Directions: Print all entries precisely as they are written.

Source data:
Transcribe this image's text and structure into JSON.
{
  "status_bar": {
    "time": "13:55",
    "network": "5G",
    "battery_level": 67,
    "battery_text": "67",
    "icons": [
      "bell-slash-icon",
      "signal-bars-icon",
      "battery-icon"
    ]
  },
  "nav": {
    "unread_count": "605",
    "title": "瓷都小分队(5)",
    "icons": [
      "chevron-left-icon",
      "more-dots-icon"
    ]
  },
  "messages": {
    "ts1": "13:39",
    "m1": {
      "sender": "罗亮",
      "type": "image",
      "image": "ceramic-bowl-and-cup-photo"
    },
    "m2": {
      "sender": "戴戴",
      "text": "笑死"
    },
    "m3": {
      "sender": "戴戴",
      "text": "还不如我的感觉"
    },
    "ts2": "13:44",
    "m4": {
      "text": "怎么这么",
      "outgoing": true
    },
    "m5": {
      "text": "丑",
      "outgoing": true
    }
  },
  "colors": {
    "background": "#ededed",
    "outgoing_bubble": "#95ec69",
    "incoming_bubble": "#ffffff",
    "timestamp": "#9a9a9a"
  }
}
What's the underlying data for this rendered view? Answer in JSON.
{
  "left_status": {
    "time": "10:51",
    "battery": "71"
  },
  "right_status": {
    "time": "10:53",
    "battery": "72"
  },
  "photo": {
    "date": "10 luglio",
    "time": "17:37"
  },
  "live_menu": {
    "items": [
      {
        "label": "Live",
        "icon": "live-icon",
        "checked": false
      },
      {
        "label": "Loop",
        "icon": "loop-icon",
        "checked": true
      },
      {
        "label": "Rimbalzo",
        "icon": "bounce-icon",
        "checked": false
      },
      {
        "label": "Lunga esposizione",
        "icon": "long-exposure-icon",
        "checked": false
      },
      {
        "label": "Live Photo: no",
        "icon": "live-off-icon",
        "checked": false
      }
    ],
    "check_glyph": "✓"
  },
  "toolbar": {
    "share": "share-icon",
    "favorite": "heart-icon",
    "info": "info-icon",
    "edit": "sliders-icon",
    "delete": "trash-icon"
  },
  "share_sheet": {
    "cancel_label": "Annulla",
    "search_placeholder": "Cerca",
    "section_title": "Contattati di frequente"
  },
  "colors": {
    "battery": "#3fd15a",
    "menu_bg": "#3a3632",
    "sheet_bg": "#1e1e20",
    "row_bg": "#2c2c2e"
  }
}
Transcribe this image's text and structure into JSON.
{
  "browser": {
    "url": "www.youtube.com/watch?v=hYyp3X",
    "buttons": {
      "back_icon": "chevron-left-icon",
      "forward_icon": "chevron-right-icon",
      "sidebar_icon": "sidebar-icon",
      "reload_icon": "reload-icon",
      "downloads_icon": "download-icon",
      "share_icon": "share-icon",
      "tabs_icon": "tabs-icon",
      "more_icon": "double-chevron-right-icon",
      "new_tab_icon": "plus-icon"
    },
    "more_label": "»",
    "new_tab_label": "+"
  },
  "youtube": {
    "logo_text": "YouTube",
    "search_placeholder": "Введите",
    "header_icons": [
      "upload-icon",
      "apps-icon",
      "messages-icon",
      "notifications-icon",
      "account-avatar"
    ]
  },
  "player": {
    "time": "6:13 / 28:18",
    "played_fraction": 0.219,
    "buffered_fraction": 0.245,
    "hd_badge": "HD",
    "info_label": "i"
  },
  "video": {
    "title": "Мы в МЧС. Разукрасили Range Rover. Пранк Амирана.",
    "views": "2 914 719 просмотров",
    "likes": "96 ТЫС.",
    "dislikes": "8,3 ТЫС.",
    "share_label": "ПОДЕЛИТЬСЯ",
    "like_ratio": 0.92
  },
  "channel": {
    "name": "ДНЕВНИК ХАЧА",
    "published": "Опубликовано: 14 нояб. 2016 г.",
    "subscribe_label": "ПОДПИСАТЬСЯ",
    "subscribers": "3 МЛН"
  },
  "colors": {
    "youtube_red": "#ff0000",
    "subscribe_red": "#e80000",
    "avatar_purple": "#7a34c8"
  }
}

Expected answer:
Transcribe this image's text and structure into JSON.
{
  "status_bar": {
    "time": "13:55",
    "network": "5G",
    "battery_level": 67,
    "battery_text": "67",
    "icons": [
      "bell-slash-icon",
      "signal-bars-icon",
      "battery-icon"
    ]
  },
  "nav": {
    "unread_count": "605",
    "title": "瓷都小分队(5)",
    "icons": [
      "chevron-left-icon",
      "more-dots-icon"
    ]
  },
  "messages": {
    "ts1": "13:39",
    "m1": {
      "sender": "罗亮",
      "type": "image",
      "image": "ceramic-bowl-and-cup-photo"
    },
    "m2": {
      "sender": "戴戴",
      "text": "笑死"
    },
    "m3": {
      "sender": "戴戴",
      "text": "还不如我的感觉"
    },
    "ts2": "13:44",
    "m4": {
      "text": "怎么这么",
      "outgoing": true
    },
    "m5": {
      "text": "丑",
      "outgoing": true
    }
  },
  "colors": {
    "background": "#ededed",
    "outgoing_bubble": "#95ec69",
    "incoming_bubble": "#ffffff",
    "timestamp": "#9a9a9a"
  }
}
What's the underlying data for this rendered view? Answer in JSON.
{
  "left_status": {
    "time": "10:51",
    "battery": "71"
  },
  "right_status": {
    "time": "10:53",
    "battery": "72"
  },
  "photo": {
    "date": "10 luglio",
    "time": "17:37"
  },
  "live_menu": {
    "items": [
      {
        "label": "Live",
        "icon": "live-icon",
        "checked": false
      },
      {
        "label": "Loop",
        "icon": "loop-icon",
        "checked": true
      },
      {
        "label": "Rimbalzo",
        "icon": "bounce-icon",
        "checked": false
      },
      {
        "label": "Lunga esposizione",
        "icon": "long-exposure-icon",
        "checked": false
      },
      {
        "label": "Live Photo: no",
        "icon": "live-off-icon",
        "checked": false
      }
    ],
    "check_glyph": "✓"
  },
  "toolbar": {
    "share": "share-icon",
    "favorite": "heart-icon",
    "info": "info-icon",
    "edit": "sliders-icon",
    "delete": "trash-icon"
  },
  "share_sheet": {
    "cancel_label": "Annulla",
    "search_placeholder": "Cerca",
    "section_title": "Contattati di frequente"
  },
  "colors": {
    "battery": "#3fd15a",
    "menu_bg": "#3a3632",
    "sheet_bg": "#1e1e20",
    "row_bg": "#2c2c2e"
  }
}
Transcribe this image's text and structure into JSON.
{
  "browser": {
    "url": "www.youtube.com/watch?v=hYyp3X",
    "buttons": {
      "back_icon": "chevron-left-icon",
      "forward_icon": "chevron-right-icon",
      "sidebar_icon": "sidebar-icon",
      "reload_icon": "reload-icon",
      "downloads_icon": "download-icon",
      "share_icon": "share-icon",
      "tabs_icon": "tabs-icon",
      "more_icon": "double-chevron-right-icon",
      "new_tab_icon": "plus-icon"
    },
    "more_label": "»",
    "new_tab_label": "+"
  },
  "youtube": {
    "logo_text": "YouTube",
    "search_placeholder": "Введите",
    "header_icons": [
      "upload-icon",
      "apps-icon",
      "messages-icon",
      "notifications-icon",
      "account-avatar"
    ]
  },
  "player": {
    "time": "6:13 / 28:18",
    "played_fraction": 0.219,
    "buffered_fraction": 0.245,
    "hd_badge": "HD",
    "info_label": "i"
  },
  "video": {
    "title": "Мы в МЧС. Разукрасили Range Rover. Пранк Амирана.",
    "views": "2 914 719 просмотров",
    "likes": "96 ТЫС.",
    "dislikes": "8,3 ТЫС.",
    "share_label": "ПОДЕЛИТЬСЯ",
    "like_ratio": 0.92
  },
  "channel": {
    "name": "ДНЕВНИК ХАЧА",
    "published": "Опубликовано: 14 нояб. 2016 г.",
    "subscribe_label": "ПОДПИСАТЬСЯ",
    "subscribers": "3 МЛН"
  },
  "colors": {
    "youtube_red": "#ff0000",
    "subscribe_red": "#e80000",
    "avatar_purple": "#7a34c8"
  }
}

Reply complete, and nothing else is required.